Exercise prompt
Go through the records and show each line where the word "树立良好家风" occurs.

— start Supplied entries —

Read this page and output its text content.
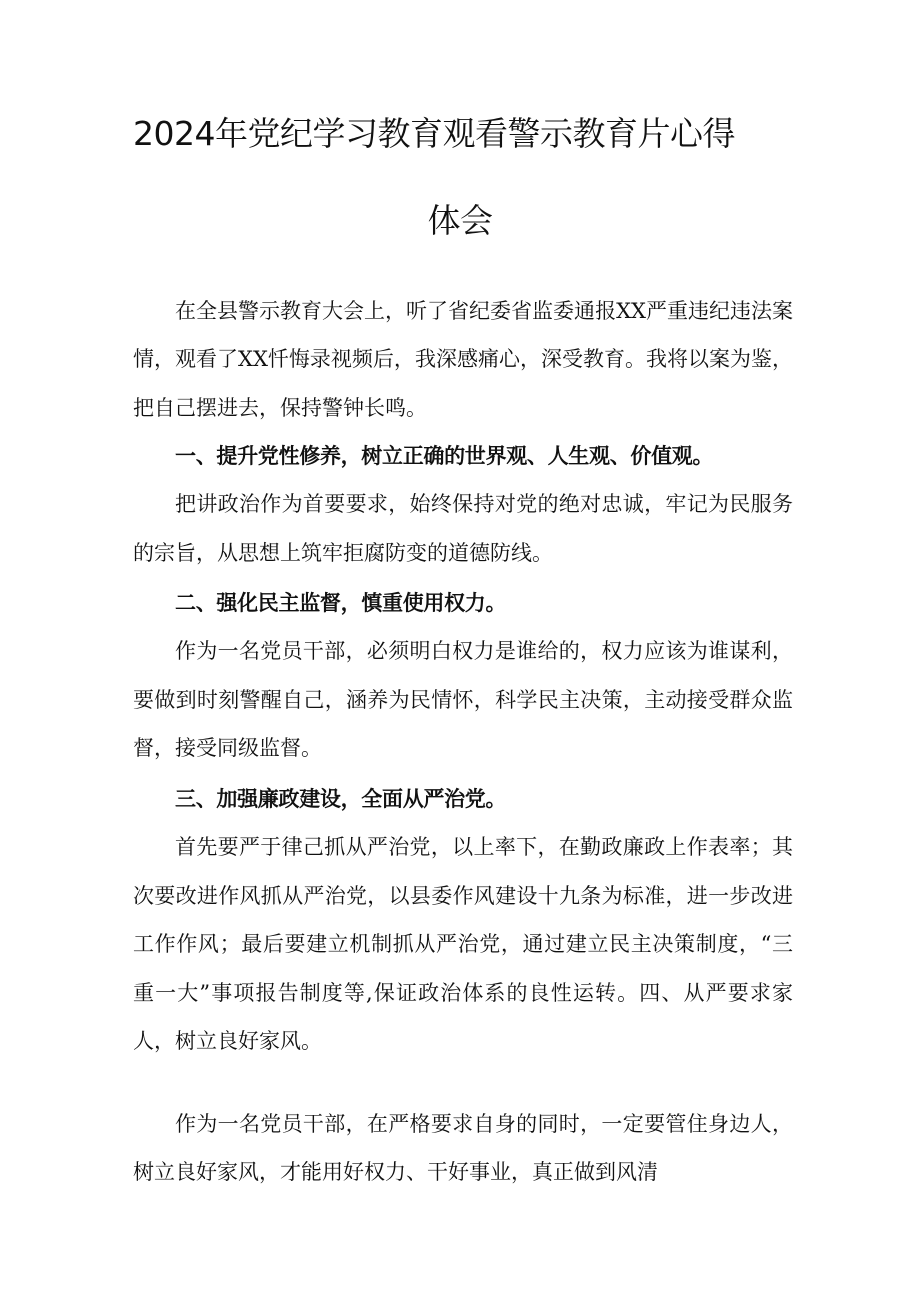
2024年党纪学习教育观看警示教育片心得
体会

在全县警示教育大会上，听了省纪委省监委通报XX严重违纪违法案情，观看了XX忏悔录视频后，我深感痛心，深受教育。我将以案为鉴，把自己摆进去，保持警钟长鸣。

一、提升党性修养，树立正确的世界观、人生观、价值观。

把讲政治作为首要要求，始终保持对党的绝对忠诚，牢记为民服务的宗旨，从思想上筑牢拒腐防变的道德防线。

二、强化民主监督，慎重使用权力。

作为一名党员干部，必须明白权力是谁给的，权力应该为谁谋利，要做到时刻警醒自己，涵养为民情怀，科学民主决策，主动接受群众监督，接受同级监督。

三、加强廉政建设，全面从严治党。

首先要严于律己抓从严治党，以上率下，在勤政廉政上作表率；其次要改进作风抓从严治党，以县委作风建设十九条为标准，进一步改进工作作风；最后要建立机制抓从严治党，通过建立民主决策制度，“三重一大”事项报告制度等,保证政治体系的良性运转。四、从严要求家人，树立良好家风。

作为一名党员干部，在严格要求自身的同时，一定要管住身边人，树立良好家风，才能用好权力、干好事业，真正做到风清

— end Supplied entries —

Right answer
首先要严于律己抓从严治党，以上率下，在勤政廉政上作表率；其次要改进作风抓从严治党，以县委作风建设十九条为标准，进一步改进工作作风；最后要建立机制抓从严治党，通过建立民主决策制度，“三重一大”事项报告制度等,保证政治体系的良性运转。四、从严要求家人，树立良好家风。
作为一名党员干部，在严格要求自身的同时，一定要管住身边人，树立良好家风，才能用好权力、干好事业，真正做到风清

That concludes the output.